_Seçilen metin_.
18 Şub 2012 15:15
Son Güncelleme: 23 Kas 2018 13:21
'BABAMIN ASKERLİĞİ' YERİNİ 'ANAMIN BAŞÖRTÜSÜ'NE BIRAKTI!
Akşam yazarı Tuğçe Tatari, Başbakan ile yaşadığı polemik nedeniyle gündeme oturan Cüneyt Özdemir'in eski defterlerini açtı.
’Yeni medya’ gururla sunar: Cüneyt Özdemir gazeteciliği
Yayına tinerci çıkarttığı için Başbakan’dan özür dileyen Cüneyt Özdemir, kendisini eleştiren gazetecilere de Radikal gazetesindeki köşesinden yanıt verdi.
’Bana kimse gazetecilik dersi veremez, 22 yıldır bu işi yapıyorum ve işimde ilkeliyim’ diyen Özdemir, ilginçtir ki yanıt verdiği gazetecilerin adını anmadı, her birinden nefret ettiğini açıkça ifade etti ve kendisini eleştirme cüretinde bulunan ’meslektaş’larını tek tek patronlarına şikayet etti.
Mesela; Medyatava adlı medya haberleri sitesi yöneticilerini kendince deşifre etti. Herhalde site yöneticilerinin kim olduğunun bilinmediğini, gizlendiğini sanıyordu... Cengiz Semercioğlu’nu Aydın Doğan’a; Ömer Özgüner’i Ferit Şahenk’e...
Milliyet ve Vatan gazetelerinin internet sitelerinin editörlerini Erdoğan Demirören’e ve beni de Mehmet Emin Karamehmet’e...

_Görevler_.
1. Cüneyt Özdemir hakkındaki yazıya göre Özdemir, kendisini eleştiren gazetecilere hangi gazetedeki köşesinden yanıt verdi?
2. Cüneyt Özdemir hakkındaki yazıda "18 Şub 2012" ile başlayıp "eski defterlerini açtı." ifadesine kadar süren bölümü kopyalayıp döndürün.

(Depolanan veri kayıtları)
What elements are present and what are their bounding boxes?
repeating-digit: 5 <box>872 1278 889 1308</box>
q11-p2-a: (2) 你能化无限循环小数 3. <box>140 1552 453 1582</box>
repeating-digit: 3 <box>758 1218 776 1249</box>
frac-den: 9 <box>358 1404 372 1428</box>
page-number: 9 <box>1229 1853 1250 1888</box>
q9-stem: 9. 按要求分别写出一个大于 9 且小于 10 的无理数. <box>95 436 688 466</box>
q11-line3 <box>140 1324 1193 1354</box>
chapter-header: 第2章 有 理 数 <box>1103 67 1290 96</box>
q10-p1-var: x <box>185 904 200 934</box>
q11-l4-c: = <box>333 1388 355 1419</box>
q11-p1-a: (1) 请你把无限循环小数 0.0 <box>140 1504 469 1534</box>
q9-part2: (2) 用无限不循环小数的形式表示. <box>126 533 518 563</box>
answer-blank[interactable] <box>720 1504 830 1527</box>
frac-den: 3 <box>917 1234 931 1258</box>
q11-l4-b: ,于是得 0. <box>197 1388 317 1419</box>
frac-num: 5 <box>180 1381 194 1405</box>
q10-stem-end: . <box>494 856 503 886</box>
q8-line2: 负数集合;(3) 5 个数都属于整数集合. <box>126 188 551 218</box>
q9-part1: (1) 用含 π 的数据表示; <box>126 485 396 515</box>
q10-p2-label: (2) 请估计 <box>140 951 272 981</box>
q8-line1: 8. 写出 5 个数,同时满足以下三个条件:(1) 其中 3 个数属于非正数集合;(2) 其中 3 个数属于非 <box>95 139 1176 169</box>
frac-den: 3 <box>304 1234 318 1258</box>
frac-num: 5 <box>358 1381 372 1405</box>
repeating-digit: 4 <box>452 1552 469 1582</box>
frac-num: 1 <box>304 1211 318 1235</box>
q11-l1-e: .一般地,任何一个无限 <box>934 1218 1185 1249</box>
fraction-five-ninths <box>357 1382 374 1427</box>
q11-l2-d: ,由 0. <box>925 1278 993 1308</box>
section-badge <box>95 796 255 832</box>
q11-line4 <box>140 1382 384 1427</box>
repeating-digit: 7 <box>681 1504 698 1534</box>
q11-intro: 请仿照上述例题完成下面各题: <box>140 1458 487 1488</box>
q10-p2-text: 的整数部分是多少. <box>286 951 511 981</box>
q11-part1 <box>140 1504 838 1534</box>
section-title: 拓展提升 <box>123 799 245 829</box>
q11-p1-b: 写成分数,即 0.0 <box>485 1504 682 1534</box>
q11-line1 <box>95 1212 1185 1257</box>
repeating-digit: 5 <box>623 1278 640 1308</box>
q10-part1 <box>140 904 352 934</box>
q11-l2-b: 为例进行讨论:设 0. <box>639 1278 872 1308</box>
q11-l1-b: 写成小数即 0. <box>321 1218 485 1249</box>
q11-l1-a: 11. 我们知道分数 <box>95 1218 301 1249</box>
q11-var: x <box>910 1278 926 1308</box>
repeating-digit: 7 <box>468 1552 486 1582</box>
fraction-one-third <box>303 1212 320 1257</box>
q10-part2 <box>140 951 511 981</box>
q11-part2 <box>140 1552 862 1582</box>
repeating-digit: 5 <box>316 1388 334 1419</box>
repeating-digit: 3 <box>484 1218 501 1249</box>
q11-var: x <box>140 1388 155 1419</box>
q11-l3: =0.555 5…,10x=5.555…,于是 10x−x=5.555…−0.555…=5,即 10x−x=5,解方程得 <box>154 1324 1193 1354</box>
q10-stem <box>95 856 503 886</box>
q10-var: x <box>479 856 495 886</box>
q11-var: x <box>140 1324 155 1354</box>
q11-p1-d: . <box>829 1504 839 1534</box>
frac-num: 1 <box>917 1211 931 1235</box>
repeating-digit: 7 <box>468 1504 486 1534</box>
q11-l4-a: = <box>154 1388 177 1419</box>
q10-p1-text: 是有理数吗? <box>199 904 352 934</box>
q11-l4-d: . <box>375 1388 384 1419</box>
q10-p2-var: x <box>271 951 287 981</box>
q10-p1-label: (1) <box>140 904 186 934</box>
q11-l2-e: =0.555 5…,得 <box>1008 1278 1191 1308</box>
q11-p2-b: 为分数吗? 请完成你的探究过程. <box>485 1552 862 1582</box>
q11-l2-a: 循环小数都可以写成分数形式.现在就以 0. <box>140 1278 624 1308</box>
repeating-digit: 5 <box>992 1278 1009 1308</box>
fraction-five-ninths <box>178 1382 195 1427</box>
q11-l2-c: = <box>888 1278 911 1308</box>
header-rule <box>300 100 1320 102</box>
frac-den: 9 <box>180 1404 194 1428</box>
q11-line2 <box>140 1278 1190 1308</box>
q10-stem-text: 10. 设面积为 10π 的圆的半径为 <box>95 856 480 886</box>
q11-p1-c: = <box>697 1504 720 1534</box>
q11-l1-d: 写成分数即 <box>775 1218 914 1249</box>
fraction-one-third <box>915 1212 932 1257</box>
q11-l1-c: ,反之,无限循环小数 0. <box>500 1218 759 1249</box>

_Doğru yanıtlar_.
1. Radikal gazetesindeki köşesinden.

2.
18 Şub 2012 15:15
Son Güncelleme: 23 Kas 2018 13:21
'BABAMIN ASKERLİĞİ' YERİNİ 'ANAMIN BAŞÖRTÜSÜ'NE BIRAKTI!
Akşam yazarı Tuğçe Tatari, Başbakan ile yaşadığı polemik nedeniyle gündeme oturan Cüneyt Özdemir'in eski defterlerini açtı.